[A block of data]

◆ ◆ ◆ ◆

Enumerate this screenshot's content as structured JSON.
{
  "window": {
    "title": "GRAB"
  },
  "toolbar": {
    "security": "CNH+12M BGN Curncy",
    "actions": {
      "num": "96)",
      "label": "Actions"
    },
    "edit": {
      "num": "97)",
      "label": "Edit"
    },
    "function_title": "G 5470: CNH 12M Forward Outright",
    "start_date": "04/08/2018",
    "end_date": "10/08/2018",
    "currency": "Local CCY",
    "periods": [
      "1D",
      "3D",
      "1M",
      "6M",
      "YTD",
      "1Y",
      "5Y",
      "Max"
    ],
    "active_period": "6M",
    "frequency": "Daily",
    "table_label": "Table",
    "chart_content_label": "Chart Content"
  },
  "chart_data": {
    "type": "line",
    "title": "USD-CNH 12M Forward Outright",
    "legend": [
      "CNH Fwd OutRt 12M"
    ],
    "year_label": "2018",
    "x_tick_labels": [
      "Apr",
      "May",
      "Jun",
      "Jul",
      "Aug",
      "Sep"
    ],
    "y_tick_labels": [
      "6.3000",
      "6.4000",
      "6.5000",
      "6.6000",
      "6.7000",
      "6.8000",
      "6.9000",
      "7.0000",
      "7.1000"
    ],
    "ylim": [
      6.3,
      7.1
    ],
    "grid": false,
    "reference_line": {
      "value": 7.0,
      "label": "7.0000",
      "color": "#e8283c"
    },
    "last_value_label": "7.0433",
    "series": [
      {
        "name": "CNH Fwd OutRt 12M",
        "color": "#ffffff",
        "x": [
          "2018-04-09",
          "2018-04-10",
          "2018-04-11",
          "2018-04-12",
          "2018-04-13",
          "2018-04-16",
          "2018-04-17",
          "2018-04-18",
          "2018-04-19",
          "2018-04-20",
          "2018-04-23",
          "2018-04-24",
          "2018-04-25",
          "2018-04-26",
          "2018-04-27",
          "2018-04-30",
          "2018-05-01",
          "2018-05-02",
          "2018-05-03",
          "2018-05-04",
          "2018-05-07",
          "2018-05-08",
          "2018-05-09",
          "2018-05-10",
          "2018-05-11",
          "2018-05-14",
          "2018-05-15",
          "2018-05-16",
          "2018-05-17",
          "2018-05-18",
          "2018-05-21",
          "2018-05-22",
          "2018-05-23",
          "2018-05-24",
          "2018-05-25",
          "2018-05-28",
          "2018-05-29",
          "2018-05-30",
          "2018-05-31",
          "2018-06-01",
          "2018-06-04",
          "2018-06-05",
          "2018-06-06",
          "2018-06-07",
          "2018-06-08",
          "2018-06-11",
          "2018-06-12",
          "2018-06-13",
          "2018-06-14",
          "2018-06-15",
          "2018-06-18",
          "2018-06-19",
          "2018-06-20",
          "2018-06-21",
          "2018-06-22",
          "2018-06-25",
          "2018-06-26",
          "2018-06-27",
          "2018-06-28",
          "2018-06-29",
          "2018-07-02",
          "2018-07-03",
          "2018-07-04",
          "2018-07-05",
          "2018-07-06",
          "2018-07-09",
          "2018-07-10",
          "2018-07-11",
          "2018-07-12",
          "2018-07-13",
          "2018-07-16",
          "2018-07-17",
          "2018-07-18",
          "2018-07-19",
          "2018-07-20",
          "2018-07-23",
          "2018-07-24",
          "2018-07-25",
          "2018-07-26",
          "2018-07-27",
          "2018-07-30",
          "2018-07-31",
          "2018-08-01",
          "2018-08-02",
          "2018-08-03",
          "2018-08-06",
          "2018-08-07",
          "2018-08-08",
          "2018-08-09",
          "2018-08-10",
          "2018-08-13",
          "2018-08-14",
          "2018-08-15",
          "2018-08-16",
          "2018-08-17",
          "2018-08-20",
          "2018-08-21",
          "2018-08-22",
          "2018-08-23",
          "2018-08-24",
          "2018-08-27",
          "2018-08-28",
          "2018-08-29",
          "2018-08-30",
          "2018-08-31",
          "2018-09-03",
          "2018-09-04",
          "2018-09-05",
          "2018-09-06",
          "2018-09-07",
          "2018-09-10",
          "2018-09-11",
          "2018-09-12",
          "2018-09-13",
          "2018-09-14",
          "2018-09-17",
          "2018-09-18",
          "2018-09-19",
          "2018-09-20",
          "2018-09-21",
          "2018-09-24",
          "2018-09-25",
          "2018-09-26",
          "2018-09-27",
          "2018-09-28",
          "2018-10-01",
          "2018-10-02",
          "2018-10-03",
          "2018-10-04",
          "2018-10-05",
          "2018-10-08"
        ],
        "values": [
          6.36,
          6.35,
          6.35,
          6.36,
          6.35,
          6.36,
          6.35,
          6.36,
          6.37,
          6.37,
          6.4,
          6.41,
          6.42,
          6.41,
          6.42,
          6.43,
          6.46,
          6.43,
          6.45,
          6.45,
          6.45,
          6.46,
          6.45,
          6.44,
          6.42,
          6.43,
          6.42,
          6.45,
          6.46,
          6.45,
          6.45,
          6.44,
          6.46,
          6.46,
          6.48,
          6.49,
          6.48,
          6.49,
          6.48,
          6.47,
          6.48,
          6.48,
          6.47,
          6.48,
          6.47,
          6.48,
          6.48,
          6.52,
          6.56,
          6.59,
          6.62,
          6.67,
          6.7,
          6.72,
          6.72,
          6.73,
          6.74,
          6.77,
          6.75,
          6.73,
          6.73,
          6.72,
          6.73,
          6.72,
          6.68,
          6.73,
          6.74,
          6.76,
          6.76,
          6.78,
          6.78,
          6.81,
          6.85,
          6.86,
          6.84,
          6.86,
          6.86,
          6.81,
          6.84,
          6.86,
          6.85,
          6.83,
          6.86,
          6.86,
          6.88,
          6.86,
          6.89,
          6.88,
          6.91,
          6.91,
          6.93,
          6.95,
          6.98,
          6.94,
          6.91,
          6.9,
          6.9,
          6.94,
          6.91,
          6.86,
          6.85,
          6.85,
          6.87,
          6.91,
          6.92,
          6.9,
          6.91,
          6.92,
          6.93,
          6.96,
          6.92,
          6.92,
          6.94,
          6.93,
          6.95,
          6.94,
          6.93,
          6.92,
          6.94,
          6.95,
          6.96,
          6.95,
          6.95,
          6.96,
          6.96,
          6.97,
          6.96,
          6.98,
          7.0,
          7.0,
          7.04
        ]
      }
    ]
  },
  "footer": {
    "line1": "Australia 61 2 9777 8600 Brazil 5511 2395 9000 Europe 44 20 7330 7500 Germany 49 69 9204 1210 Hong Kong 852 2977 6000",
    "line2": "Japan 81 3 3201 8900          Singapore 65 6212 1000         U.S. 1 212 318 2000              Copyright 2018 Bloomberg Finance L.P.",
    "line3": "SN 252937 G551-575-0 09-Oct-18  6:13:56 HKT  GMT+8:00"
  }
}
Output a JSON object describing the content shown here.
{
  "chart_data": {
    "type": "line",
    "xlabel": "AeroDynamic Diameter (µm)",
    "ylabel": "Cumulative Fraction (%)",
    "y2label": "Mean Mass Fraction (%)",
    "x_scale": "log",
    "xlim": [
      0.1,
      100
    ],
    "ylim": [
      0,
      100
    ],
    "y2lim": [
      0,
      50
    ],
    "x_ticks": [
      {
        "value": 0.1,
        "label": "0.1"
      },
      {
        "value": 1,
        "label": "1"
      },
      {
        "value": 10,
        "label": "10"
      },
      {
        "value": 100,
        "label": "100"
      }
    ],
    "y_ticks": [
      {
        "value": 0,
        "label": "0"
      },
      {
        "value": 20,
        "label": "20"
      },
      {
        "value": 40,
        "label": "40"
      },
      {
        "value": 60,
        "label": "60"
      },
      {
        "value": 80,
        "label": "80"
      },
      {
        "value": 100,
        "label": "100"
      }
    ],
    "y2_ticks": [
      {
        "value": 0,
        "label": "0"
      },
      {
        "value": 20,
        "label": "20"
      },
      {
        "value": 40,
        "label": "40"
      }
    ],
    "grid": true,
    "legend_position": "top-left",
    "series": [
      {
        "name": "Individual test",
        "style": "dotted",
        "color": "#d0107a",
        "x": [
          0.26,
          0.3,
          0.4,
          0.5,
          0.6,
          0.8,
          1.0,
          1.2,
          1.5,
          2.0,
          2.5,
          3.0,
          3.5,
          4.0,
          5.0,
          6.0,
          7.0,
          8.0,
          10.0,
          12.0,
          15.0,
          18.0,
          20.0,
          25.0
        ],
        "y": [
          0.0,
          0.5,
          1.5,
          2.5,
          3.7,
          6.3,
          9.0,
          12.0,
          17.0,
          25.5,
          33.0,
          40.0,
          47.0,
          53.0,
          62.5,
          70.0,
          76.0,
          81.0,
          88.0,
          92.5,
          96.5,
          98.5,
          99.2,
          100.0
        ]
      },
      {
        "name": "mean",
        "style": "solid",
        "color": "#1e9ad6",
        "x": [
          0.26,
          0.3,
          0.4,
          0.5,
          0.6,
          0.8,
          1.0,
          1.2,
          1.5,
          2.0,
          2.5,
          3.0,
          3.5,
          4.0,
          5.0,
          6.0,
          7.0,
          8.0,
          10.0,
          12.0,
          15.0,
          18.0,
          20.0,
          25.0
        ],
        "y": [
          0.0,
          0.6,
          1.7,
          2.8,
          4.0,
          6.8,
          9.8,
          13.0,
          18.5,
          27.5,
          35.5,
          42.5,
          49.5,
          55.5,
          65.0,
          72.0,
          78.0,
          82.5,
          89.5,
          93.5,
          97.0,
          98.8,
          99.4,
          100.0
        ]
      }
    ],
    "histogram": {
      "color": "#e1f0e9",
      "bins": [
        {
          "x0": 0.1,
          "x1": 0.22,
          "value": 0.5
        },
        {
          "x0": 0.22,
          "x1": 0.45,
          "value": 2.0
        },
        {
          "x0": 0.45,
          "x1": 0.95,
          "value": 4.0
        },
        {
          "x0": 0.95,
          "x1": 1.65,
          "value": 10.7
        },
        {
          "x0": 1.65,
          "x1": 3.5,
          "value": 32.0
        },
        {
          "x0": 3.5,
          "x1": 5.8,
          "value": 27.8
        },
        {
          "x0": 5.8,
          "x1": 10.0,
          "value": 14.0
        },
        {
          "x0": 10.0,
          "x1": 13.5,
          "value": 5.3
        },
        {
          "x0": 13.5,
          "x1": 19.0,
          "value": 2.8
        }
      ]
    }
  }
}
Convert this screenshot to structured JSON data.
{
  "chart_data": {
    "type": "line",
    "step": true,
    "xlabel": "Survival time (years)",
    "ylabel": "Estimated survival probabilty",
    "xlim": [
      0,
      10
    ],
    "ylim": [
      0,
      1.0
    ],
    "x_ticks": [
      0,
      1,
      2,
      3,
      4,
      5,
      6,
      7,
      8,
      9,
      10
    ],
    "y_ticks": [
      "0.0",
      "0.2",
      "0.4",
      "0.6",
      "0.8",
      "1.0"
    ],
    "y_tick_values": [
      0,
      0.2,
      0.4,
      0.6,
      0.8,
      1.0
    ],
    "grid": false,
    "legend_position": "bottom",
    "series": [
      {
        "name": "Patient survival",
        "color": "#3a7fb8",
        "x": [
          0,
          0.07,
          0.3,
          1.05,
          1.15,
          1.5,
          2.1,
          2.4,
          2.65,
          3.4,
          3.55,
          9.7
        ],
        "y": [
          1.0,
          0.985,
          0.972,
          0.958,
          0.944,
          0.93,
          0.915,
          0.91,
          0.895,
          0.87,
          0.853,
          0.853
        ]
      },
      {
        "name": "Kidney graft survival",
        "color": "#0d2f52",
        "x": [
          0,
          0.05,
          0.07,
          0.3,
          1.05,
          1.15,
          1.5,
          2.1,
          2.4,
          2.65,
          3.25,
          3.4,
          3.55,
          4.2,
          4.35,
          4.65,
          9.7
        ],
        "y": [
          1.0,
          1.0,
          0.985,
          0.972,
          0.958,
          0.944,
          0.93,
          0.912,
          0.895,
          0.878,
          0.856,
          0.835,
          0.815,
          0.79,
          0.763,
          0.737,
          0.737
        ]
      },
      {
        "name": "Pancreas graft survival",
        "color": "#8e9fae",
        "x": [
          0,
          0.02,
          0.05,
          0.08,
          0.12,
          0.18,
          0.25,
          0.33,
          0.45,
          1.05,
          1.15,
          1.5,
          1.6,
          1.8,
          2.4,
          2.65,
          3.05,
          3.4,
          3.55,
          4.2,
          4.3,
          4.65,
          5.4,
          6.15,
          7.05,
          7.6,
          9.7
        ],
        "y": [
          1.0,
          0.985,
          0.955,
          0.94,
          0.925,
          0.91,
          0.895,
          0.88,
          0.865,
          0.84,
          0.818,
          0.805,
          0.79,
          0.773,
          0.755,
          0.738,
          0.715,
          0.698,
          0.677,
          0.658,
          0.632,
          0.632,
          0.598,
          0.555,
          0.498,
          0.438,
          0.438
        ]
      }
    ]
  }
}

◆ ◆ ◆ ◆

- _Aim_
Go through the listing above and return every line where the word "this" occurs.

- _Response_
Enumerate this screenshot's content as structured JSON.
Convert this screenshot to structured JSON data.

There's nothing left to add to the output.